>> BEGIN Data excerpts
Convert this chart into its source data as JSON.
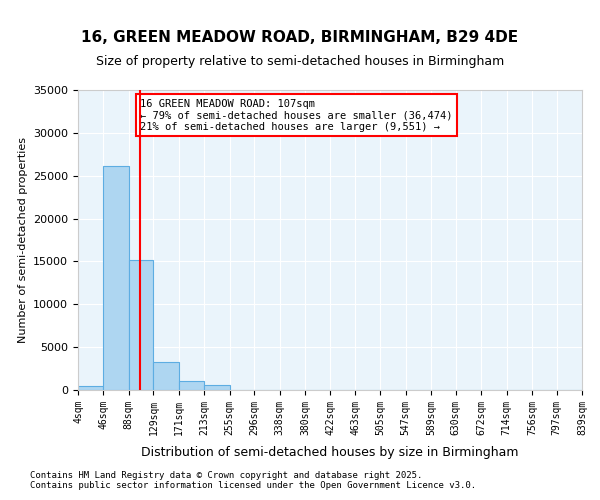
{
  "title": "16, GREEN MEADOW ROAD, BIRMINGHAM, B29 4DE",
  "subtitle": "Size of property relative to semi-detached houses in Birmingham",
  "xlabel": "Distribution of semi-detached houses by size in Birmingham",
  "ylabel": "Number of semi-detached properties",
  "bin_labels": [
    "4sqm",
    "46sqm",
    "88sqm",
    "129sqm",
    "171sqm",
    "213sqm",
    "255sqm",
    "296sqm",
    "338sqm",
    "380sqm",
    "422sqm",
    "463sqm",
    "505sqm",
    "547sqm",
    "589sqm",
    "630sqm",
    "672sqm",
    "714sqm",
    "756sqm",
    "797sqm",
    "839sqm"
  ],
  "bin_edges": [
    4,
    46,
    88,
    129,
    171,
    213,
    255,
    296,
    338,
    380,
    422,
    463,
    505,
    547,
    589,
    630,
    672,
    714,
    756,
    797,
    839
  ],
  "bar_values": [
    500,
    26100,
    15200,
    3300,
    1100,
    600,
    0,
    0,
    0,
    0,
    0,
    0,
    0,
    0,
    0,
    0,
    0,
    0,
    0,
    0
  ],
  "ylim": [
    0,
    35000
  ],
  "bar_color": "#AED6F1",
  "bar_edge_color": "#5DADE2",
  "property_line_x": 107,
  "property_line_color": "red",
  "annotation_text": "16 GREEN MEADOW ROAD: 107sqm\n← 79% of semi-detached houses are smaller (36,474)\n21% of semi-detached houses are larger (9,551) →",
  "annotation_box_color": "red",
  "footer_line1": "Contains HM Land Registry data © Crown copyright and database right 2025.",
  "footer_line2": "Contains public sector information licensed under the Open Government Licence v3.0.",
  "bg_color": "#EAF4FB",
  "grid_color": "white",
  "yticks": [
    0,
    5000,
    10000,
    15000,
    20000,
    25000,
    30000,
    35000
  ]
}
>> END Data excerpts
= Problem to work on =
Using the material above, set down every line exactly, but skip the pictures.

= Full solution =
Convert this chart into its source data as JSON.
{
  "title": "16, GREEN MEADOW ROAD, BIRMINGHAM, B29 4DE",
  "subtitle": "Size of property relative to semi-detached houses in Birmingham",
  "xlabel": "Distribution of semi-detached houses by size in Birmingham",
  "ylabel": "Number of semi-detached properties",
  "bin_labels": [
    "4sqm",
    "46sqm",
    "88sqm",
    "129sqm",
    "171sqm",
    "213sqm",
    "255sqm",
    "296sqm",
    "338sqm",
    "380sqm",
    "422sqm",
    "463sqm",
    "505sqm",
    "547sqm",
    "589sqm",
    "630sqm",
    "672sqm",
    "714sqm",
    "756sqm",
    "797sqm",
    "839sqm"
  ],
  "bin_edges": [
    4,
    46,
    88,
    129,
    171,
    213,
    255,
    296,
    338,
    380,
    422,
    463,
    505,
    547,
    589,
    630,
    672,
    714,
    756,
    797,
    839
  ],
  "bar_values": [
    500,
    26100,
    15200,
    3300,
    1100,
    600,
    0,
    0,
    0,
    0,
    0,
    0,
    0,
    0,
    0,
    0,
    0,
    0,
    0,
    0
  ],
  "ylim": [
    0,
    35000
  ],
  "bar_color": "#AED6F1",
  "bar_edge_color": "#5DADE2",
  "property_line_x": 107,
  "property_line_color": "red",
  "annotation_text": "16 GREEN MEADOW ROAD: 107sqm\n← 79% of semi-detached houses are smaller (36,474)\n21% of semi-detached houses are larger (9,551) →",
  "annotation_box_color": "red",
  "footer_line1": "Contains HM Land Registry data © Crown copyright and database right 2025.",
  "footer_line2": "Contains public sector information licensed under the Open Government Licence v3.0.",
  "bg_color": "#EAF4FB",
  "grid_color": "white",
  "yticks": [
    0,
    5000,
    10000,
    15000,
    20000,
    25000,
    30000,
    35000
  ]
}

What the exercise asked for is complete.